◆ **Task goal**: Could you duplicate, character for character, the lines of the records below from the one containing "252, 284, 298]" to the one containing "154, 572, 166]", inclusive?

◆ **Stored data**:
"""

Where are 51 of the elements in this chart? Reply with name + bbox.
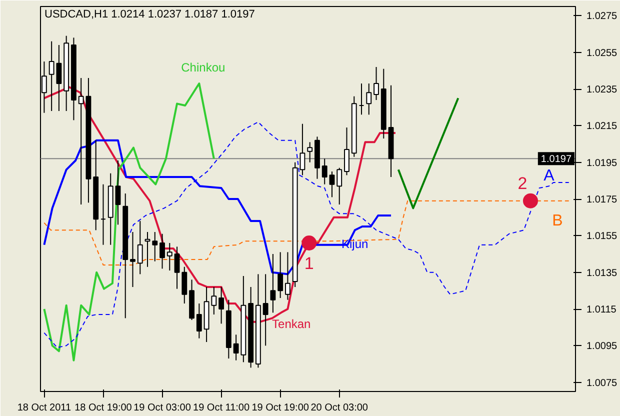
candlestick	[278, 252, 284, 298]
candlestick	[115, 160, 121, 226]
candlestick	[182, 266, 188, 304]
candlestick	[322, 158, 328, 185]
x-tick-label: 19 Oct 03:00	[134, 402, 192, 414]
candlestick	[300, 123, 306, 176]
y-tick-label: 1.0235	[586, 84, 618, 96]
y-tick-label: 1.0135	[586, 268, 618, 279]
candlestick	[270, 254, 276, 314]
y-tick-label: 1.0255	[586, 48, 618, 59]
candlestick	[152, 232, 158, 262]
y-tick-label: 1.0155	[586, 231, 618, 242]
x-tick-label: 19 Oct 11:00	[193, 402, 250, 414]
series-label: A	[544, 168, 555, 185]
chart-title: USDCAD,H1 1.0214 1.0237 1.0187 1.0197	[44, 8, 255, 20]
series-label: B	[552, 212, 563, 230]
candlestick	[374, 66, 379, 100]
x-tick-label: 18 Oct 19:00	[74, 402, 132, 414]
y-tick-label: 1.0195	[586, 158, 618, 169]
series-label: Tenkan	[272, 316, 311, 331]
candlestick	[174, 246, 180, 290]
line-series	[44, 122, 570, 348]
candlestick	[218, 286, 224, 324]
x-tick-label: 19 Oct 19:00	[252, 402, 310, 414]
y-tick-label: 1.0175	[586, 194, 618, 206]
y-tick-label: 1.0075	[586, 378, 618, 389]
y-tick-label: 1.0115	[586, 304, 617, 316]
candlestick	[130, 232, 136, 288]
y-tick-label: 1.0275	[586, 11, 618, 22]
candlestick	[329, 171, 335, 198]
candlestick	[78, 78, 84, 205]
candlestick	[137, 220, 143, 275]
annotation: 1	[304, 254, 314, 273]
candlestick	[307, 142, 313, 163]
candlestick	[344, 127, 350, 176]
candlestick	[166, 242, 172, 271]
candlestick	[160, 233, 165, 270]
x-tick-label: 18 Oct 2011	[17, 402, 72, 414]
y-tick-label: 1.0215	[586, 121, 618, 132]
y-tick-label: 1.0095	[586, 341, 618, 352]
x-tick-label: 20 Oct 03:00	[310, 402, 368, 414]
line-series	[43, 82, 215, 362]
series-label: Chinkou	[181, 60, 226, 74]
candlestick	[284, 252, 290, 300]
candlestick	[262, 274, 268, 346]
candlestick	[366, 83, 372, 116]
annotation: 2	[518, 174, 528, 193]
candlestick	[211, 286, 217, 315]
candlestick	[336, 167, 342, 205]
candlestick	[196, 303, 202, 339]
ref-line-label: 1.0197	[540, 154, 572, 166]
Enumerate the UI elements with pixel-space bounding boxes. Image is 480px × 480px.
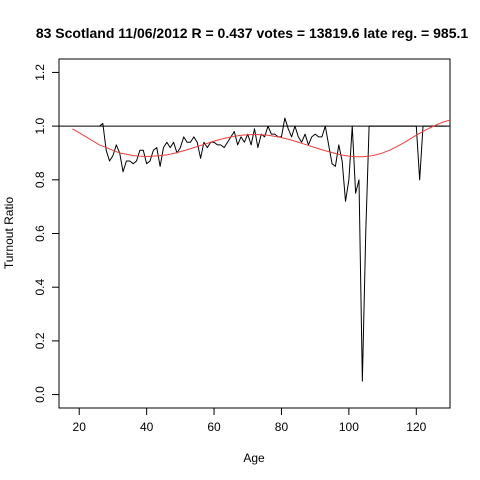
y-tick-label: 0.4 [33, 279, 47, 296]
y-tick-label: 0.6 [33, 225, 47, 242]
x-tick-label: 40 [140, 420, 154, 434]
y-tick-label: 1.2 [33, 64, 47, 81]
chart-title: 83 Scotland 11/06/2012 R = 0.437 votes =… [36, 25, 469, 41]
x-tick-label: 120 [406, 420, 426, 434]
plot-area [58, 58, 451, 409]
smoothed-fit-curve [72, 119, 450, 158]
y-tick-label: 0.8 [33, 171, 47, 188]
y-tick-label: 0.0 [33, 386, 47, 403]
x-axis-label: Age [243, 451, 265, 465]
turnout-ratio-line [99, 117, 447, 382]
y-tick-label: 0.2 [33, 332, 47, 349]
plot-layer [59, 117, 450, 382]
x-tick-label: 60 [207, 420, 221, 434]
y-axis: 0.0 0.2 0.4 0.6 0.8 1.0 1.2 [33, 64, 59, 403]
y-tick-label: 1.0 [33, 117, 47, 134]
x-axis: 20 40 60 80 100 120 [73, 408, 427, 434]
x-tick-label: 80 [275, 420, 289, 434]
x-tick-label: 20 [73, 420, 87, 434]
x-tick-label: 100 [339, 420, 359, 434]
y-axis-label: Turnout Ratio [2, 197, 16, 270]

"""

◆ **Solution to the problem**:
candlestick	[278, 252, 284, 298]
candlestick	[115, 160, 121, 226]
candlestick	[182, 266, 188, 304]
candlestick	[322, 158, 328, 185]
x-tick-label: 19 Oct 03:00	[134, 402, 192, 414]
candlestick	[300, 123, 306, 176]
y-tick-label: 1.0235	[586, 84, 618, 96]
y-tick-label: 1.0135	[586, 268, 618, 279]
candlestick	[270, 254, 276, 314]
y-tick-label: 1.0255	[586, 48, 618, 59]
candlestick	[152, 232, 158, 262]
y-tick-label: 1.0155	[586, 231, 618, 242]
x-tick-label: 19 Oct 11:00	[193, 402, 250, 414]
series-label: A	[544, 168, 555, 185]
chart-title: USDCAD,H1 1.0214 1.0237 1.0187 1.0197	[44, 8, 255, 20]
series-label: B	[552, 212, 563, 230]
candlestick	[374, 66, 379, 100]
x-tick-label: 18 Oct 19:00	[74, 402, 132, 414]
y-tick-label: 1.0195	[586, 158, 618, 169]
series-label: Tenkan	[272, 316, 311, 331]
candlestick	[174, 246, 180, 290]
line-series	[44, 122, 570, 348]
candlestick	[218, 286, 224, 324]
x-tick-label: 19 Oct 19:00	[252, 402, 310, 414]
y-tick-label: 1.0175	[586, 194, 618, 206]
y-tick-label: 1.0075	[586, 378, 618, 389]
y-tick-label: 1.0115	[586, 304, 617, 316]
candlestick	[130, 232, 136, 288]
y-tick-label: 1.0275	[586, 11, 618, 22]
candlestick	[329, 171, 335, 198]
candlestick	[78, 78, 84, 205]
candlestick	[137, 220, 143, 275]
annotation: 1	[304, 254, 314, 273]
candlestick	[307, 142, 313, 163]
candlestick	[344, 127, 350, 176]
candlestick	[166, 242, 172, 271]
candlestick	[160, 233, 165, 270]
x-tick-label: 18 Oct 2011	[17, 402, 72, 414]
y-tick-label: 1.0215	[586, 121, 618, 132]
y-tick-label: 1.0095	[586, 341, 618, 352]
x-tick-label: 20 Oct 03:00	[310, 402, 368, 414]
line-series	[43, 82, 215, 362]
series-label: Chinkou	[181, 60, 226, 74]
candlestick	[284, 252, 290, 300]
candlestick	[262, 274, 268, 346]
candlestick	[366, 83, 372, 116]
annotation: 2	[518, 174, 528, 193]
candlestick	[211, 286, 217, 315]
candlestick	[336, 167, 342, 205]
candlestick	[196, 303, 202, 339]
ref-line-label: 1.0197	[540, 154, 572, 166]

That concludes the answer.